[START OF MATERIAL PROVIDED]
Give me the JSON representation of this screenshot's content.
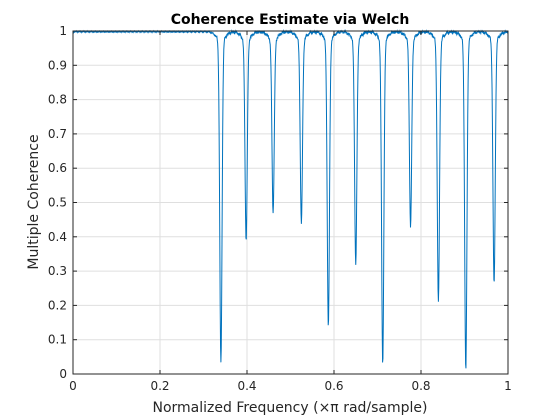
{
  "chart_data": {
    "type": "line",
    "title": "Coherence Estimate via Welch",
    "xlabel": "Normalized Frequency  (×π rad/sample)",
    "ylabel": "Multiple Coherence",
    "xlim": [
      0,
      1
    ],
    "ylim": [
      0,
      1
    ],
    "xticks": [
      "0",
      "0.2",
      "0.4",
      "0.6",
      "0.8",
      "1"
    ],
    "yticks": [
      "0",
      "0.1",
      "0.2",
      "0.3",
      "0.4",
      "0.5",
      "0.6",
      "0.7",
      "0.8",
      "0.9",
      "1"
    ],
    "grid": true,
    "line_color": "#0072BD",
    "baseline": 0.998,
    "dips": [
      {
        "x": 0.34,
        "min": 0.03
      },
      {
        "x": 0.398,
        "min": 0.39
      },
      {
        "x": 0.46,
        "min": 0.47
      },
      {
        "x": 0.525,
        "min": 0.44
      },
      {
        "x": 0.587,
        "min": 0.14
      },
      {
        "x": 0.65,
        "min": 0.32
      },
      {
        "x": 0.712,
        "min": 0.03
      },
      {
        "x": 0.776,
        "min": 0.43
      },
      {
        "x": 0.84,
        "min": 0.21
      },
      {
        "x": 0.903,
        "min": 0.01
      },
      {
        "x": 0.968,
        "min": 0.26
      }
    ]
  }
}
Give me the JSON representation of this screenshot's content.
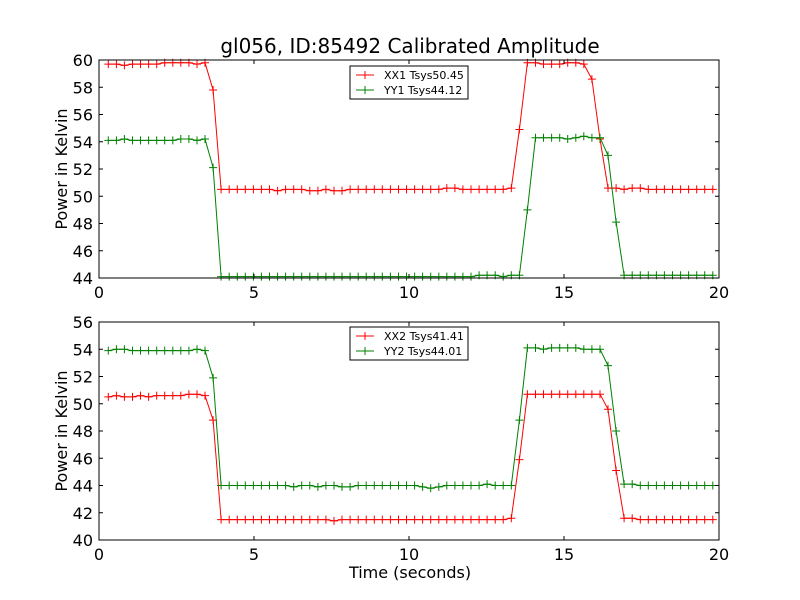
{
  "figure": {
    "title": "gl056, ID:85492 Calibrated Amplitude",
    "xlabel": "Time (seconds)"
  },
  "chart_data": [
    {
      "type": "line",
      "title": "gl056, ID:85492 Calibrated Amplitude",
      "xlabel": "",
      "ylabel": "Power in Kelvin",
      "xlim": [
        0,
        20
      ],
      "ylim": [
        44,
        60
      ],
      "xticks": [
        0,
        5,
        10,
        15,
        20
      ],
      "yticks": [
        44,
        46,
        48,
        50,
        52,
        54,
        56,
        58,
        60
      ],
      "legend_position": "upper-center",
      "x": [
        0.3,
        0.56,
        0.82,
        1.08,
        1.34,
        1.6,
        1.86,
        2.12,
        2.38,
        2.64,
        2.9,
        3.16,
        3.42,
        3.68,
        3.94,
        4.2,
        4.46,
        4.72,
        4.98,
        5.24,
        5.5,
        5.76,
        6.02,
        6.28,
        6.54,
        6.8,
        7.06,
        7.32,
        7.58,
        7.84,
        8.1,
        8.36,
        8.62,
        8.88,
        9.14,
        9.4,
        9.66,
        9.92,
        10.18,
        10.44,
        10.7,
        10.96,
        11.22,
        11.48,
        11.74,
        12.0,
        12.26,
        12.52,
        12.78,
        13.04,
        13.3,
        13.56,
        13.82,
        14.08,
        14.34,
        14.6,
        14.86,
        15.12,
        15.38,
        15.64,
        15.9,
        16.16,
        16.42,
        16.68,
        16.94,
        17.2,
        17.46,
        17.72,
        17.98,
        18.24,
        18.5,
        18.76,
        19.02,
        19.28,
        19.54,
        19.8
      ],
      "series": [
        {
          "name": "XX1 Tsys50.45",
          "color": "#ff0000",
          "values": [
            59.7,
            59.7,
            59.6,
            59.7,
            59.7,
            59.7,
            59.7,
            59.8,
            59.8,
            59.8,
            59.8,
            59.7,
            59.8,
            57.8,
            50.5,
            50.5,
            50.5,
            50.5,
            50.5,
            50.5,
            50.5,
            50.4,
            50.5,
            50.5,
            50.5,
            50.4,
            50.4,
            50.5,
            50.4,
            50.4,
            50.5,
            50.5,
            50.5,
            50.5,
            50.5,
            50.5,
            50.5,
            50.5,
            50.5,
            50.5,
            50.5,
            50.5,
            50.6,
            50.6,
            50.5,
            50.5,
            50.5,
            50.5,
            50.5,
            50.5,
            50.6,
            54.9,
            59.8,
            59.8,
            59.7,
            59.7,
            59.7,
            59.8,
            59.8,
            59.7,
            58.6,
            54.2,
            50.6,
            50.6,
            50.5,
            50.6,
            50.6,
            50.5,
            50.5,
            50.5,
            50.5,
            50.5,
            50.5,
            50.5,
            50.5,
            50.5
          ]
        },
        {
          "name": "YY1 Tsys44.12",
          "color": "#008000",
          "values": [
            54.1,
            54.1,
            54.2,
            54.1,
            54.1,
            54.1,
            54.1,
            54.1,
            54.1,
            54.2,
            54.2,
            54.1,
            54.2,
            52.1,
            44.1,
            44.1,
            44.1,
            44.1,
            44.1,
            44.1,
            44.1,
            44.1,
            44.1,
            44.1,
            44.1,
            44.1,
            44.1,
            44.1,
            44.1,
            44.1,
            44.1,
            44.1,
            44.1,
            44.1,
            44.1,
            44.1,
            44.1,
            44.1,
            44.1,
            44.1,
            44.1,
            44.1,
            44.1,
            44.1,
            44.1,
            44.1,
            44.2,
            44.2,
            44.2,
            44.1,
            44.2,
            44.2,
            49.0,
            54.3,
            54.3,
            54.3,
            54.3,
            54.2,
            54.3,
            54.4,
            54.3,
            54.3,
            53.0,
            48.1,
            44.2,
            44.2,
            44.2,
            44.2,
            44.2,
            44.2,
            44.2,
            44.2,
            44.2,
            44.2,
            44.2,
            44.2
          ]
        }
      ]
    },
    {
      "type": "line",
      "title": "",
      "xlabel": "Time (seconds)",
      "ylabel": "Power in Kelvin",
      "xlim": [
        0,
        20
      ],
      "ylim": [
        40,
        56
      ],
      "xticks": [
        0,
        5,
        10,
        15,
        20
      ],
      "yticks": [
        40,
        42,
        44,
        46,
        48,
        50,
        52,
        54,
        56
      ],
      "legend_position": "upper-center",
      "x": [
        0.3,
        0.56,
        0.82,
        1.08,
        1.34,
        1.6,
        1.86,
        2.12,
        2.38,
        2.64,
        2.9,
        3.16,
        3.42,
        3.68,
        3.94,
        4.2,
        4.46,
        4.72,
        4.98,
        5.24,
        5.5,
        5.76,
        6.02,
        6.28,
        6.54,
        6.8,
        7.06,
        7.32,
        7.58,
        7.84,
        8.1,
        8.36,
        8.62,
        8.88,
        9.14,
        9.4,
        9.66,
        9.92,
        10.18,
        10.44,
        10.7,
        10.96,
        11.22,
        11.48,
        11.74,
        12.0,
        12.26,
        12.52,
        12.78,
        13.04,
        13.3,
        13.56,
        13.82,
        14.08,
        14.34,
        14.6,
        14.86,
        15.12,
        15.38,
        15.64,
        15.9,
        16.16,
        16.42,
        16.68,
        16.94,
        17.2,
        17.46,
        17.72,
        17.98,
        18.24,
        18.5,
        18.76,
        19.02,
        19.28,
        19.54,
        19.8
      ],
      "series": [
        {
          "name": "XX2 Tsys41.41",
          "color": "#ff0000",
          "values": [
            50.5,
            50.6,
            50.5,
            50.5,
            50.6,
            50.5,
            50.6,
            50.6,
            50.6,
            50.6,
            50.7,
            50.7,
            50.6,
            48.8,
            41.5,
            41.5,
            41.5,
            41.5,
            41.5,
            41.5,
            41.5,
            41.5,
            41.5,
            41.5,
            41.5,
            41.5,
            41.5,
            41.5,
            41.4,
            41.5,
            41.5,
            41.5,
            41.5,
            41.5,
            41.5,
            41.5,
            41.5,
            41.5,
            41.5,
            41.5,
            41.5,
            41.5,
            41.5,
            41.5,
            41.5,
            41.5,
            41.5,
            41.5,
            41.5,
            41.5,
            41.6,
            45.9,
            50.7,
            50.7,
            50.7,
            50.7,
            50.7,
            50.7,
            50.7,
            50.7,
            50.7,
            50.7,
            49.6,
            45.1,
            41.6,
            41.6,
            41.5,
            41.5,
            41.5,
            41.5,
            41.5,
            41.5,
            41.5,
            41.5,
            41.5,
            41.5
          ]
        },
        {
          "name": "YY2 Tsys44.01",
          "color": "#008000",
          "values": [
            53.9,
            54.0,
            54.0,
            53.9,
            53.9,
            53.9,
            53.9,
            53.9,
            53.9,
            53.9,
            53.9,
            54.0,
            53.9,
            51.9,
            44.0,
            44.0,
            44.0,
            44.0,
            44.0,
            44.0,
            44.0,
            44.0,
            44.0,
            43.9,
            44.0,
            44.0,
            43.9,
            44.0,
            44.0,
            43.9,
            43.9,
            44.0,
            44.0,
            44.0,
            44.0,
            44.0,
            44.0,
            44.0,
            44.0,
            43.9,
            43.8,
            43.9,
            44.0,
            44.0,
            44.0,
            44.0,
            44.0,
            44.1,
            44.0,
            44.0,
            44.0,
            48.8,
            54.1,
            54.1,
            54.0,
            54.1,
            54.1,
            54.1,
            54.1,
            54.0,
            54.0,
            54.0,
            52.8,
            48.0,
            44.1,
            44.1,
            44.0,
            44.0,
            44.0,
            44.0,
            44.0,
            44.0,
            44.0,
            44.0,
            44.0,
            44.0
          ]
        }
      ]
    }
  ]
}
[END OF MATERIAL PROVIDED]
EXERCISE INSTRUCTIONS - Each line holding "seconds" must be found and copied.

OUTPUT -
    "xlabel": "Time (seconds)"
      "xlabel": "Time (seconds)",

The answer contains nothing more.